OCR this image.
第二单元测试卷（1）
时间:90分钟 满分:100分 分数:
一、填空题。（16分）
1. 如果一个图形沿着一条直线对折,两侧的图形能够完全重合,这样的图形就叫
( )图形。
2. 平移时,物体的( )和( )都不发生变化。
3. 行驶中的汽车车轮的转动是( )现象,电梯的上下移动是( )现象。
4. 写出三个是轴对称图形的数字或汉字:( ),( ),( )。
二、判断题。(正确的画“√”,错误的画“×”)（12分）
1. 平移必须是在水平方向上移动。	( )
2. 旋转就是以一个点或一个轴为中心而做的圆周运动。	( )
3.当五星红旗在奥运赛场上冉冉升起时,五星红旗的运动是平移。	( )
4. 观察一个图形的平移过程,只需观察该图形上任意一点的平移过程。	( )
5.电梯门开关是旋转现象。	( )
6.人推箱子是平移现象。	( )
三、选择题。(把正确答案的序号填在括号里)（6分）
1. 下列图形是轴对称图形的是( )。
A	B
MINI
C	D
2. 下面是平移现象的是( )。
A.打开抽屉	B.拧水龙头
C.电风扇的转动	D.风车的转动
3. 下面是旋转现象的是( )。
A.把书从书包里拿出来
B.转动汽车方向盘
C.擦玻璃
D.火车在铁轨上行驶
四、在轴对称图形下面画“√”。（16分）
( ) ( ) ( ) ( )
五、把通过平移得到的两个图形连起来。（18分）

What is asked.
Print back all the lines verbatim.

Full solution.
OCR this image.
第二单元测试卷（1）
时间:90分钟 满分:100分 分数:
一、填空题。（16分）
1. 如果一个图形沿着一条直线对折,两侧的图形能够完全重合,这样的图形就叫
( )图形。
2. 平移时,物体的( )和( )都不发生变化。
3. 行驶中的汽车车轮的转动是( )现象,电梯的上下移动是( )现象。
4. 写出三个是轴对称图形的数字或汉字:( ),( ),( )。
二、判断题。(正确的画“√”,错误的画“×”)（12分）
1. 平移必须是在水平方向上移动。	( )
2. 旋转就是以一个点或一个轴为中心而做的圆周运动。	( )
3.当五星红旗在奥运赛场上冉冉升起时,五星红旗的运动是平移。	( )
4. 观察一个图形的平移过程,只需观察该图形上任意一点的平移过程。	( )
5.电梯门开关是旋转现象。	( )
6.人推箱子是平移现象。	( )
三、选择题。(把正确答案的序号填在括号里)（6分）
1. 下列图形是轴对称图形的是( )。
A	B
MINI
C	D
2. 下面是平移现象的是( )。
A.打开抽屉	B.拧水龙头
C.电风扇的转动	D.风车的转动
3. 下面是旋转现象的是( )。
A.把书从书包里拿出来
B.转动汽车方向盘
C.擦玻璃
D.火车在铁轨上行驶
四、在轴对称图形下面画“√”。（16分）
( ) ( ) ( ) ( )
五、把通过平移得到的两个图形连起来。（18分）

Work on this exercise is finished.